▸ **The exercise**
Reproduce the listing below character for character; drop every image.
(begin)
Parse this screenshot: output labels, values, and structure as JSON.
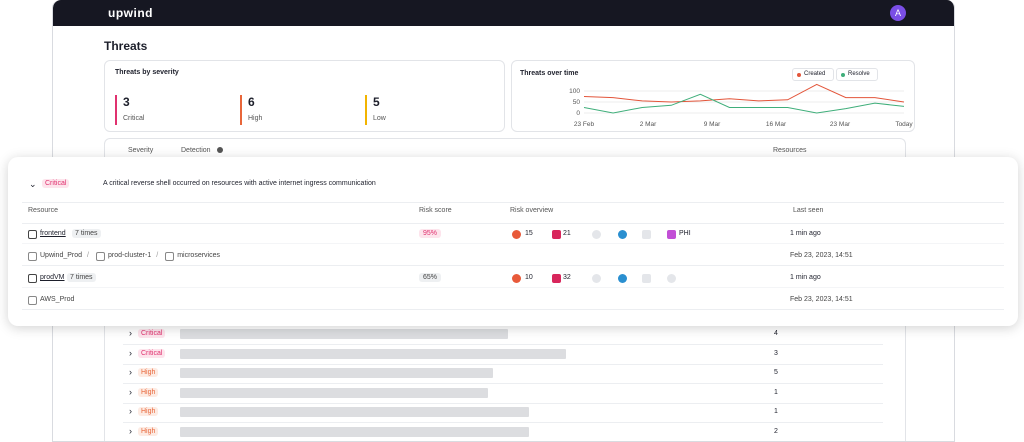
{
  "header": {
    "logo": "upwind",
    "avatar": "A"
  },
  "title": "Threats",
  "severity_card": {
    "title": "Threats by severity",
    "items": [
      {
        "count": 3,
        "label": "Critical",
        "color": "#e0316f"
      },
      {
        "count": 6,
        "label": "High",
        "color": "#e8663a"
      },
      {
        "count": 5,
        "label": "Low",
        "color": "#f2b400"
      }
    ]
  },
  "time_chart": {
    "type": "line",
    "title": "Threats over time",
    "x_labels": [
      "23 Feb",
      "2 Mar",
      "9 Mar",
      "16 Mar",
      "23 Mar",
      "Today"
    ],
    "ylim": [
      0,
      150
    ],
    "yticks": [
      0,
      50,
      100
    ],
    "series": [
      {
        "name": "Created",
        "color": "#e3553a",
        "values": [
          75,
          70,
          55,
          50,
          55,
          65,
          55,
          60,
          130,
          70,
          70,
          50
        ]
      },
      {
        "name": "Resolve",
        "color": "#3fae7a",
        "values": [
          25,
          0,
          25,
          35,
          85,
          25,
          25,
          25,
          0,
          20,
          45,
          30
        ]
      }
    ]
  },
  "table": {
    "columns": [
      "Severity",
      "Detection",
      "Resources"
    ],
    "rows": [
      {
        "severity": "Critical",
        "resources": 4
      },
      {
        "severity": "Critical",
        "resources": 3
      },
      {
        "severity": "High",
        "resources": 5
      },
      {
        "severity": "High",
        "resources": 1
      },
      {
        "severity": "High",
        "resources": 1
      },
      {
        "severity": "High",
        "resources": 2
      }
    ]
  },
  "popup": {
    "severity": "Critical",
    "description": "A critical reverse shell occurred on resources with active internet ingress communication",
    "columns": [
      "Resource",
      "Risk score",
      "Risk overview",
      "Last seen"
    ],
    "rows": [
      {
        "name": "frontend",
        "count": "7 times",
        "risk": "95%",
        "vulns": 15,
        "threats": 21,
        "tag": "PHI",
        "last_seen": "1 min ago",
        "path": [
          "Upwind_Prod",
          "prod-cluster-1",
          "microservices"
        ],
        "date": "Feb 23, 2023, 14:51"
      },
      {
        "name": "prodVM",
        "count": "7 times",
        "risk": "65%",
        "vulns": 10,
        "threats": 32,
        "last_seen": "1 min ago",
        "path": [
          "AWS_Prod"
        ],
        "date": "Feb 23, 2023, 14:51"
      }
    ]
  }
}
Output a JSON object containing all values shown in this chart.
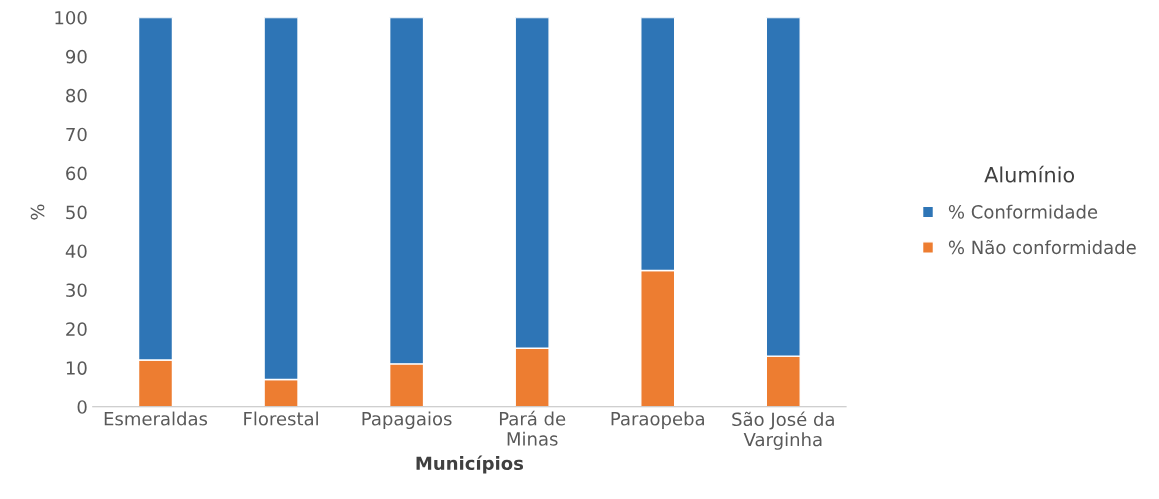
(end)
▸ **Output for this task**
Parse this screenshot: output labels, values, and structure as JSON.
{
  "header": {
    "logo": "upwind",
    "avatar": "A"
  },
  "title": "Threats",
  "severity_card": {
    "title": "Threats by severity",
    "items": [
      {
        "count": 3,
        "label": "Critical",
        "color": "#e0316f"
      },
      {
        "count": 6,
        "label": "High",
        "color": "#e8663a"
      },
      {
        "count": 5,
        "label": "Low",
        "color": "#f2b400"
      }
    ]
  },
  "time_chart": {
    "type": "line",
    "title": "Threats over time",
    "x_labels": [
      "23 Feb",
      "2 Mar",
      "9 Mar",
      "16 Mar",
      "23 Mar",
      "Today"
    ],
    "ylim": [
      0,
      150
    ],
    "yticks": [
      0,
      50,
      100
    ],
    "series": [
      {
        "name": "Created",
        "color": "#e3553a",
        "values": [
          75,
          70,
          55,
          50,
          55,
          65,
          55,
          60,
          130,
          70,
          70,
          50
        ]
      },
      {
        "name": "Resolve",
        "color": "#3fae7a",
        "values": [
          25,
          0,
          25,
          35,
          85,
          25,
          25,
          25,
          0,
          20,
          45,
          30
        ]
      }
    ]
  },
  "table": {
    "columns": [
      "Severity",
      "Detection",
      "Resources"
    ],
    "rows": [
      {
        "severity": "Critical",
        "resources": 4
      },
      {
        "severity": "Critical",
        "resources": 3
      },
      {
        "severity": "High",
        "resources": 5
      },
      {
        "severity": "High",
        "resources": 1
      },
      {
        "severity": "High",
        "resources": 1
      },
      {
        "severity": "High",
        "resources": 2
      }
    ]
  },
  "popup": {
    "severity": "Critical",
    "description": "A critical reverse shell occurred on resources with active internet ingress communication",
    "columns": [
      "Resource",
      "Risk score",
      "Risk overview",
      "Last seen"
    ],
    "rows": [
      {
        "name": "frontend",
        "count": "7 times",
        "risk": "95%",
        "vulns": 15,
        "threats": 21,
        "tag": "PHI",
        "last_seen": "1 min ago",
        "path": [
          "Upwind_Prod",
          "prod-cluster-1",
          "microservices"
        ],
        "date": "Feb 23, 2023, 14:51"
      },
      {
        "name": "prodVM",
        "count": "7 times",
        "risk": "65%",
        "vulns": 10,
        "threats": 32,
        "last_seen": "1 min ago",
        "path": [
          "AWS_Prod"
        ],
        "date": "Feb 23, 2023, 14:51"
      }
    ]
  }
}
Output a JSON object containing all values shown in this chart.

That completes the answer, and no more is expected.